Extracted data entries:
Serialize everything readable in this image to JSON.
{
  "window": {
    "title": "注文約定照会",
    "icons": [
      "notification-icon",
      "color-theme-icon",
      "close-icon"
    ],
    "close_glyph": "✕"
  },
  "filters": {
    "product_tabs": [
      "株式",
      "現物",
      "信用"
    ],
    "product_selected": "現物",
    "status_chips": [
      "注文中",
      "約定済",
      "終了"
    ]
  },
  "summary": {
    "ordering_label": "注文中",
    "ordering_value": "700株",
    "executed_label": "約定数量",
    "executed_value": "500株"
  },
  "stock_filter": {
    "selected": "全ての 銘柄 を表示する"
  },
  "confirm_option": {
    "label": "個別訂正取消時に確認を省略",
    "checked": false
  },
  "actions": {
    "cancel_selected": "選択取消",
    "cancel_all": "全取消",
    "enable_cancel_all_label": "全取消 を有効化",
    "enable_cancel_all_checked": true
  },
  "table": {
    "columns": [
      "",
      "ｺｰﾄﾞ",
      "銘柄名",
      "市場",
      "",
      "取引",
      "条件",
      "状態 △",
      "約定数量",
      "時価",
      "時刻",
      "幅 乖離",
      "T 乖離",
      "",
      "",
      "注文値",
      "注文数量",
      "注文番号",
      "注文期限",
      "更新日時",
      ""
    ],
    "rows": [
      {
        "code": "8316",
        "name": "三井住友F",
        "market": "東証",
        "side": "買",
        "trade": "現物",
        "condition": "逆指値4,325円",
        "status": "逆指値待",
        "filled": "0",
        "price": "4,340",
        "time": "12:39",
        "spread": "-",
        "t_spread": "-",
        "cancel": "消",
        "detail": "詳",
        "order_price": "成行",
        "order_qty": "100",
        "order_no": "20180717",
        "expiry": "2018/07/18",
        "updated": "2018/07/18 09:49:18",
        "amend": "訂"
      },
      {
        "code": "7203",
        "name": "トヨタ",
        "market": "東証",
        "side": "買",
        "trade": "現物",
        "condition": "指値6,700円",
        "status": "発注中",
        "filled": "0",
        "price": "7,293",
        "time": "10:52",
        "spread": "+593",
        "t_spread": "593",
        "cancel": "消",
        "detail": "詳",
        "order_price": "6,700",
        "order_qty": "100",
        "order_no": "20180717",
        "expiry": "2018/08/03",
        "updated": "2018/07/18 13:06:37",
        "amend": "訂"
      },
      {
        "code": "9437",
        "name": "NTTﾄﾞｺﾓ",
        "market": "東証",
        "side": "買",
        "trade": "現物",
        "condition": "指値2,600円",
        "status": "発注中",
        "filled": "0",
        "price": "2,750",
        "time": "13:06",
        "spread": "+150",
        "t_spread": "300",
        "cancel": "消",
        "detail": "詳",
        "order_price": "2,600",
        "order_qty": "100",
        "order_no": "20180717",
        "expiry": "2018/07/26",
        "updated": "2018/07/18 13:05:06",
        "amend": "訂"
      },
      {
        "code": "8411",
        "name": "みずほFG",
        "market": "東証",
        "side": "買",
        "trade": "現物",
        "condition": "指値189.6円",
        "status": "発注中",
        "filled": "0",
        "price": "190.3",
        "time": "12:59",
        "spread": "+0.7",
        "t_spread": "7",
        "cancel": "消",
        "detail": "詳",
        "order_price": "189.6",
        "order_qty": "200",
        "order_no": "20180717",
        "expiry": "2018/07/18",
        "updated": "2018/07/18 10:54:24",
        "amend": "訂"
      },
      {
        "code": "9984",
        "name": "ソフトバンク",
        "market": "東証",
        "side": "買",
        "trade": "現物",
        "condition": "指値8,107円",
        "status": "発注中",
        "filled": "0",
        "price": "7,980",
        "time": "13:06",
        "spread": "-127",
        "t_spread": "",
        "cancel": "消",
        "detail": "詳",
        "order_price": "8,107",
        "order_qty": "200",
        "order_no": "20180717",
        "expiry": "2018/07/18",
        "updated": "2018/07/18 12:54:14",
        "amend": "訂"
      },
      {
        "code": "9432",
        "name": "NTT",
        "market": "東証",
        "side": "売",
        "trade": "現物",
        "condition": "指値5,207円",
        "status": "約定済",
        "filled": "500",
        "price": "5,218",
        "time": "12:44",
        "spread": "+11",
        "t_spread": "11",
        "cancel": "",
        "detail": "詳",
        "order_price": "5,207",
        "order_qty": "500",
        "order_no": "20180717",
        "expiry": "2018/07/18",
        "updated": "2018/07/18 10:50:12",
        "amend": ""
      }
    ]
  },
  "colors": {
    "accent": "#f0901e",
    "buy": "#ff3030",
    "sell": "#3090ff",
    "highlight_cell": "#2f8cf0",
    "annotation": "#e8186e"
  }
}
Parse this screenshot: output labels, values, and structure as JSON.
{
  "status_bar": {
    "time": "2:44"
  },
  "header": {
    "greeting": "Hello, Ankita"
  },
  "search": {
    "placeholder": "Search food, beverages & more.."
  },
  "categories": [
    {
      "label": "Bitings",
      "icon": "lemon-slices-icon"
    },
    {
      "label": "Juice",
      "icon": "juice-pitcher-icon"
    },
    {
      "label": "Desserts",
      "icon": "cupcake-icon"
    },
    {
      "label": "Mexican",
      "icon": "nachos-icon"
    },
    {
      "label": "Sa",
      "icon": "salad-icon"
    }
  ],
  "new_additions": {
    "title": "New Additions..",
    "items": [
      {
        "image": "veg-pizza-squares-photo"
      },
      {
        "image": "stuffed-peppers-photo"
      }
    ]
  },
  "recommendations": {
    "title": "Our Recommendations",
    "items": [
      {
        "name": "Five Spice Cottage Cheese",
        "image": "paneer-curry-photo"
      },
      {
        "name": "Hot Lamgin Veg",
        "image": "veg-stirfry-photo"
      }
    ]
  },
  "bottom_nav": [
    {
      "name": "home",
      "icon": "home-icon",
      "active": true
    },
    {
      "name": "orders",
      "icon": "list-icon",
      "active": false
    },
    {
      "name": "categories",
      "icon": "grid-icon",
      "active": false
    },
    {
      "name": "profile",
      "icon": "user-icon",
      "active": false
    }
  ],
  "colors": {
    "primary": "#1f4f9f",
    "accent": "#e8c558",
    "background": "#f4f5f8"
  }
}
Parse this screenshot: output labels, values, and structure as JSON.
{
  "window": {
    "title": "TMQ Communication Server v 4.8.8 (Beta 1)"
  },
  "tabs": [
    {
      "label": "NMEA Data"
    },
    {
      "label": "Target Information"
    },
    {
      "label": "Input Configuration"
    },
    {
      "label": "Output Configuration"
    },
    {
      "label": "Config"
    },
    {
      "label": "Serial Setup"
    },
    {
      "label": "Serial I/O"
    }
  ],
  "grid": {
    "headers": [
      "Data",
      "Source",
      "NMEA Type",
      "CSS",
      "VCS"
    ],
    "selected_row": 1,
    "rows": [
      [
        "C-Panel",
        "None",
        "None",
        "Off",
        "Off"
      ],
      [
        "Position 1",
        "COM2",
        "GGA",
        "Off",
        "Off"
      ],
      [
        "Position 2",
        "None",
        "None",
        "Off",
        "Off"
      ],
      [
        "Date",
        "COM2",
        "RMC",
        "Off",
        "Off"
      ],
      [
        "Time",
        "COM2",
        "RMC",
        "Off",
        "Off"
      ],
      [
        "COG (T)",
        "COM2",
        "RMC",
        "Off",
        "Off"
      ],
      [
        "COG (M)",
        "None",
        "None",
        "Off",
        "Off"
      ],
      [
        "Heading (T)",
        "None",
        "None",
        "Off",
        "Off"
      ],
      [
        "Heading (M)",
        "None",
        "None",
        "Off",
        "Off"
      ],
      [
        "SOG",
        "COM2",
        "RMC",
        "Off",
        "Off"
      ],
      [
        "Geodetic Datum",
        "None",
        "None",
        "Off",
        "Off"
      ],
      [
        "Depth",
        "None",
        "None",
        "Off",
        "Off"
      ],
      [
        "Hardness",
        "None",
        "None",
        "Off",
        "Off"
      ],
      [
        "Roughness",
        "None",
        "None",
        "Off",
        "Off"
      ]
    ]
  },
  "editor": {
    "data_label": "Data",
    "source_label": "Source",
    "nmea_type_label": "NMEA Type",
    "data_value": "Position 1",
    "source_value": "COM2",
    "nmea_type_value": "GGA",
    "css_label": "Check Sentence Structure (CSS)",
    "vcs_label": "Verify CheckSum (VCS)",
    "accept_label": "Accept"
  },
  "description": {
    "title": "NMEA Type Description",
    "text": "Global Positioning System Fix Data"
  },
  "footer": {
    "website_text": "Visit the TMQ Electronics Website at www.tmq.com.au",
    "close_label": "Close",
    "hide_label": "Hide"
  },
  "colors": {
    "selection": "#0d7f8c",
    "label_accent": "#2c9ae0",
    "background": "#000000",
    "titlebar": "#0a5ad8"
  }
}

## Given instruction
Filter the data for the string "photo" and copy every line that has it.

## Answer to this exercise
        "image": "veg-pizza-squares-photo"
        "image": "stuffed-peppers-photo"
        "image": "paneer-curry-photo"
        "image": "veg-stirfry-photo"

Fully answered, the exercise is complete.